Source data
╭──
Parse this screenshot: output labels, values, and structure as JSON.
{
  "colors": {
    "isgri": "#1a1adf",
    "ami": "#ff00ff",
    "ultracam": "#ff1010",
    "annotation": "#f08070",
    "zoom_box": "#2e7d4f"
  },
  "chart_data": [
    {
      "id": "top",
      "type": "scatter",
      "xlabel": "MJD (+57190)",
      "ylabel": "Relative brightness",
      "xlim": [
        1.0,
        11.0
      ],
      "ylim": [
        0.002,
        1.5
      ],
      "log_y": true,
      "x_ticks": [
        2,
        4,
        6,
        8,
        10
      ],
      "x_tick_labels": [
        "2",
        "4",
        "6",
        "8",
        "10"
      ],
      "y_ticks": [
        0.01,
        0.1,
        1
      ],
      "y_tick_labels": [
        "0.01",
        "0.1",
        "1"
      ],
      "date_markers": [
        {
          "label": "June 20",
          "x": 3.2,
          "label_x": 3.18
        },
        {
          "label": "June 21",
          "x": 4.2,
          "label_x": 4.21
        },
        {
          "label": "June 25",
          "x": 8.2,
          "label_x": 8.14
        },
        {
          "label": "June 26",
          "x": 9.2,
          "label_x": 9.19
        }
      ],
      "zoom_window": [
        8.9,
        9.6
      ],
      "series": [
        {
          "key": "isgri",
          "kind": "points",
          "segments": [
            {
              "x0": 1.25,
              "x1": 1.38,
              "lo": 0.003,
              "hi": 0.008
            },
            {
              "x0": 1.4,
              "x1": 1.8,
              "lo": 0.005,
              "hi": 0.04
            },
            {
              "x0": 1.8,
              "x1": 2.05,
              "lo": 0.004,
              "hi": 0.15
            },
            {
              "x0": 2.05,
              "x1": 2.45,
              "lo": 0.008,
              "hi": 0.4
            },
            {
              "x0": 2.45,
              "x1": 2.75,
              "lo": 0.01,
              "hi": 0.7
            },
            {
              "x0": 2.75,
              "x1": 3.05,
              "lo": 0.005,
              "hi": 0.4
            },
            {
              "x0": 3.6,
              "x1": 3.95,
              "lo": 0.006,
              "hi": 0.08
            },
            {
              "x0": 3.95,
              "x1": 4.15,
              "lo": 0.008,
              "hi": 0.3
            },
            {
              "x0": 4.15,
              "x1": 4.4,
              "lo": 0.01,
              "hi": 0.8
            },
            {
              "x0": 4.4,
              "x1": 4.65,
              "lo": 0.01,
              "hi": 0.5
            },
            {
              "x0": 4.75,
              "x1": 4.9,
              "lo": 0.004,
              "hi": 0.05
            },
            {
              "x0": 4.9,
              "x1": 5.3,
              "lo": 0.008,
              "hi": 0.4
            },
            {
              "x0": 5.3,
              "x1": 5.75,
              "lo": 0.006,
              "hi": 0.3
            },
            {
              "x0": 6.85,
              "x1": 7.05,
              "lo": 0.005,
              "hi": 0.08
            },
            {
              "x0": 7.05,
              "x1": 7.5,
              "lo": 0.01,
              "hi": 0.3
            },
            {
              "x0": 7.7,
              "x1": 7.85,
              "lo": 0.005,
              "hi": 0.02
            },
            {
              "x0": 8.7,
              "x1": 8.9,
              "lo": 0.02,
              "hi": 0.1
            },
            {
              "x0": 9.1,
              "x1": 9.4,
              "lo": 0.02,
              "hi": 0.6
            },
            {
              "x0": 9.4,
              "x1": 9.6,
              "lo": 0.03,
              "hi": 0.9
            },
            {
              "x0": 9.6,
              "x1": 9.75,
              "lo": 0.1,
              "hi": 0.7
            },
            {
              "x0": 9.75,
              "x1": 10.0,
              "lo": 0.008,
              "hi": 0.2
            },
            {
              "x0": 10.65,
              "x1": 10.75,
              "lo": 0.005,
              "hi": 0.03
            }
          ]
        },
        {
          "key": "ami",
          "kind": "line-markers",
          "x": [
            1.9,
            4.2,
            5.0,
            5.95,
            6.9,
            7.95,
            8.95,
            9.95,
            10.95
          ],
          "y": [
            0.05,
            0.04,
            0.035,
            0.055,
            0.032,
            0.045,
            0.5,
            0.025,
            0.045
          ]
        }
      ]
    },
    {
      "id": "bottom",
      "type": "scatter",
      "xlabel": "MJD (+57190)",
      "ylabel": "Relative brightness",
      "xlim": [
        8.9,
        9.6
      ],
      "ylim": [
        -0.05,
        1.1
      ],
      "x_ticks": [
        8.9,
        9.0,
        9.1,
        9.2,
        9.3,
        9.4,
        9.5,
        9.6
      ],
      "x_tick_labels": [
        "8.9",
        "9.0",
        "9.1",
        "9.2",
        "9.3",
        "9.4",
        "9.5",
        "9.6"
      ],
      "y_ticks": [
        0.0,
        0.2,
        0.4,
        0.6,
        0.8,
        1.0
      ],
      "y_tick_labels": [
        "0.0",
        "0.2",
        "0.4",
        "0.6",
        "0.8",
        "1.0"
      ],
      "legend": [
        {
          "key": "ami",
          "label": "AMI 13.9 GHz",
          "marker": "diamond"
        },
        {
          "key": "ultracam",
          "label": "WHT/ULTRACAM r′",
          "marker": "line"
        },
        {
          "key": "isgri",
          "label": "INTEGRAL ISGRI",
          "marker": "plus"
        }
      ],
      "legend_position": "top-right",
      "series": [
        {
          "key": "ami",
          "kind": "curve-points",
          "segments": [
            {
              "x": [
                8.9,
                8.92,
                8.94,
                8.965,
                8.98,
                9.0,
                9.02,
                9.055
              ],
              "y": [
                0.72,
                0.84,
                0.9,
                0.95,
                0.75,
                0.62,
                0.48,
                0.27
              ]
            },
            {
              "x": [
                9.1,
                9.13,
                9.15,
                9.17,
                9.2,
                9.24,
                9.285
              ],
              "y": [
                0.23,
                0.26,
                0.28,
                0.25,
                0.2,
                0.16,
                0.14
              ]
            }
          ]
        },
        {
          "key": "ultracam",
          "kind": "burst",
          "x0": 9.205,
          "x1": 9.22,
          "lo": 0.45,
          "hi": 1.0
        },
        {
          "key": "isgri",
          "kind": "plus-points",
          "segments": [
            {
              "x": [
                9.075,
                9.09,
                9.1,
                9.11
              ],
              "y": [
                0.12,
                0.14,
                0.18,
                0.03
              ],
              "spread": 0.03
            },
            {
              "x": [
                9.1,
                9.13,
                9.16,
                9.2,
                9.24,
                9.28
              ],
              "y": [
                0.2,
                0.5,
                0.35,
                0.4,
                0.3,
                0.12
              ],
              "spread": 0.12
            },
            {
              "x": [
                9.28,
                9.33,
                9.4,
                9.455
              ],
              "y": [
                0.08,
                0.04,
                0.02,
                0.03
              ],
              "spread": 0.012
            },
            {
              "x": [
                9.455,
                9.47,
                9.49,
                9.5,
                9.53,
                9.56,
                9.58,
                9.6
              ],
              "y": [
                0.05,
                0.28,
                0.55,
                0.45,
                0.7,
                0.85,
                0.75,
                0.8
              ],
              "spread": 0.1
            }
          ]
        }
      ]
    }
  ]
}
╰──
- Work instructions
Quote every line of the data, word for word.

- Exercise solution
Parse this screenshot: output labels, values, and structure as JSON.
{
  "colors": {
    "isgri": "#1a1adf",
    "ami": "#ff00ff",
    "ultracam": "#ff1010",
    "annotation": "#f08070",
    "zoom_box": "#2e7d4f"
  },
  "chart_data": [
    {
      "id": "top",
      "type": "scatter",
      "xlabel": "MJD (+57190)",
      "ylabel": "Relative brightness",
      "xlim": [
        1.0,
        11.0
      ],
      "ylim": [
        0.002,
        1.5
      ],
      "log_y": true,
      "x_ticks": [
        2,
        4,
        6,
        8,
        10
      ],
      "x_tick_labels": [
        "2",
        "4",
        "6",
        "8",
        "10"
      ],
      "y_ticks": [
        0.01,
        0.1,
        1
      ],
      "y_tick_labels": [
        "0.01",
        "0.1",
        "1"
      ],
      "date_markers": [
        {
          "label": "June 20",
          "x": 3.2,
          "label_x": 3.18
        },
        {
          "label": "June 21",
          "x": 4.2,
          "label_x": 4.21
        },
        {
          "label": "June 25",
          "x": 8.2,
          "label_x": 8.14
        },
        {
          "label": "June 26",
          "x": 9.2,
          "label_x": 9.19
        }
      ],
      "zoom_window": [
        8.9,
        9.6
      ],
      "series": [
        {
          "key": "isgri",
          "kind": "points",
          "segments": [
            {
              "x0": 1.25,
              "x1": 1.38,
              "lo": 0.003,
              "hi": 0.008
            },
            {
              "x0": 1.4,
              "x1": 1.8,
              "lo": 0.005,
              "hi": 0.04
            },
            {
              "x0": 1.8,
              "x1": 2.05,
              "lo": 0.004,
              "hi": 0.15
            },
            {
              "x0": 2.05,
              "x1": 2.45,
              "lo": 0.008,
              "hi": 0.4
            },
            {
              "x0": 2.45,
              "x1": 2.75,
              "lo": 0.01,
              "hi": 0.7
            },
            {
              "x0": 2.75,
              "x1": 3.05,
              "lo": 0.005,
              "hi": 0.4
            },
            {
              "x0": 3.6,
              "x1": 3.95,
              "lo": 0.006,
              "hi": 0.08
            },
            {
              "x0": 3.95,
              "x1": 4.15,
              "lo": 0.008,
              "hi": 0.3
            },
            {
              "x0": 4.15,
              "x1": 4.4,
              "lo": 0.01,
              "hi": 0.8
            },
            {
              "x0": 4.4,
              "x1": 4.65,
              "lo": 0.01,
              "hi": 0.5
            },
            {
              "x0": 4.75,
              "x1": 4.9,
              "lo": 0.004,
              "hi": 0.05
            },
            {
              "x0": 4.9,
              "x1": 5.3,
              "lo": 0.008,
              "hi": 0.4
            },
            {
              "x0": 5.3,
              "x1": 5.75,
              "lo": 0.006,
              "hi": 0.3
            },
            {
              "x0": 6.85,
              "x1": 7.05,
              "lo": 0.005,
              "hi": 0.08
            },
            {
              "x0": 7.05,
              "x1": 7.5,
              "lo": 0.01,
              "hi": 0.3
            },
            {
              "x0": 7.7,
              "x1": 7.85,
              "lo": 0.005,
              "hi": 0.02
            },
            {
              "x0": 8.7,
              "x1": 8.9,
              "lo": 0.02,
              "hi": 0.1
            },
            {
              "x0": 9.1,
              "x1": 9.4,
              "lo": 0.02,
              "hi": 0.6
            },
            {
              "x0": 9.4,
              "x1": 9.6,
              "lo": 0.03,
              "hi": 0.9
            },
            {
              "x0": 9.6,
              "x1": 9.75,
              "lo": 0.1,
              "hi": 0.7
            },
            {
              "x0": 9.75,
              "x1": 10.0,
              "lo": 0.008,
              "hi": 0.2
            },
            {
              "x0": 10.65,
              "x1": 10.75,
              "lo": 0.005,
              "hi": 0.03
            }
          ]
        },
        {
          "key": "ami",
          "kind": "line-markers",
          "x": [
            1.9,
            4.2,
            5.0,
            5.95,
            6.9,
            7.95,
            8.95,
            9.95,
            10.95
          ],
          "y": [
            0.05,
            0.04,
            0.035,
            0.055,
            0.032,
            0.045,
            0.5,
            0.025,
            0.045
          ]
        }
      ]
    },
    {
      "id": "bottom",
      "type": "scatter",
      "xlabel": "MJD (+57190)",
      "ylabel": "Relative brightness",
      "xlim": [
        8.9,
        9.6
      ],
      "ylim": [
        -0.05,
        1.1
      ],
      "x_ticks": [
        8.9,
        9.0,
        9.1,
        9.2,
        9.3,
        9.4,
        9.5,
        9.6
      ],
      "x_tick_labels": [
        "8.9",
        "9.0",
        "9.1",
        "9.2",
        "9.3",
        "9.4",
        "9.5",
        "9.6"
      ],
      "y_ticks": [
        0.0,
        0.2,
        0.4,
        0.6,
        0.8,
        1.0
      ],
      "y_tick_labels": [
        "0.0",
        "0.2",
        "0.4",
        "0.6",
        "0.8",
        "1.0"
      ],
      "legend": [
        {
          "key": "ami",
          "label": "AMI 13.9 GHz",
          "marker": "diamond"
        },
        {
          "key": "ultracam",
          "label": "WHT/ULTRACAM r′",
          "marker": "line"
        },
        {
          "key": "isgri",
          "label": "INTEGRAL ISGRI",
          "marker": "plus"
        }
      ],
      "legend_position": "top-right",
      "series": [
        {
          "key": "ami",
          "kind": "curve-points",
          "segments": [
            {
              "x": [
                8.9,
                8.92,
                8.94,
                8.965,
                8.98,
                9.0,
                9.02,
                9.055
              ],
              "y": [
                0.72,
                0.84,
                0.9,
                0.95,
                0.75,
                0.62,
                0.48,
                0.27
              ]
            },
            {
              "x": [
                9.1,
                9.13,
                9.15,
                9.17,
                9.2,
                9.24,
                9.285
              ],
              "y": [
                0.23,
                0.26,
                0.28,
                0.25,
                0.2,
                0.16,
                0.14
              ]
            }
          ]
        },
        {
          "key": "ultracam",
          "kind": "burst",
          "x0": 9.205,
          "x1": 9.22,
          "lo": 0.45,
          "hi": 1.0
        },
        {
          "key": "isgri",
          "kind": "plus-points",
          "segments": [
            {
              "x": [
                9.075,
                9.09,
                9.1,
                9.11
              ],
              "y": [
                0.12,
                0.14,
                0.18,
                0.03
              ],
              "spread": 0.03
            },
            {
              "x": [
                9.1,
                9.13,
                9.16,
                9.2,
                9.24,
                9.28
              ],
              "y": [
                0.2,
                0.5,
                0.35,
                0.4,
                0.3,
                0.12
              ],
              "spread": 0.12
            },
            {
              "x": [
                9.28,
                9.33,
                9.4,
                9.455
              ],
              "y": [
                0.08,
                0.04,
                0.02,
                0.03
              ],
              "spread": 0.012
            },
            {
              "x": [
                9.455,
                9.47,
                9.49,
                9.5,
                9.53,
                9.56,
                9.58,
                9.6
              ],
              "y": [
                0.05,
                0.28,
                0.55,
                0.45,
                0.7,
                0.85,
                0.75,
                0.8
              ],
              "spread": 0.1
            }
          ]
        }
      ]
    }
  ]
}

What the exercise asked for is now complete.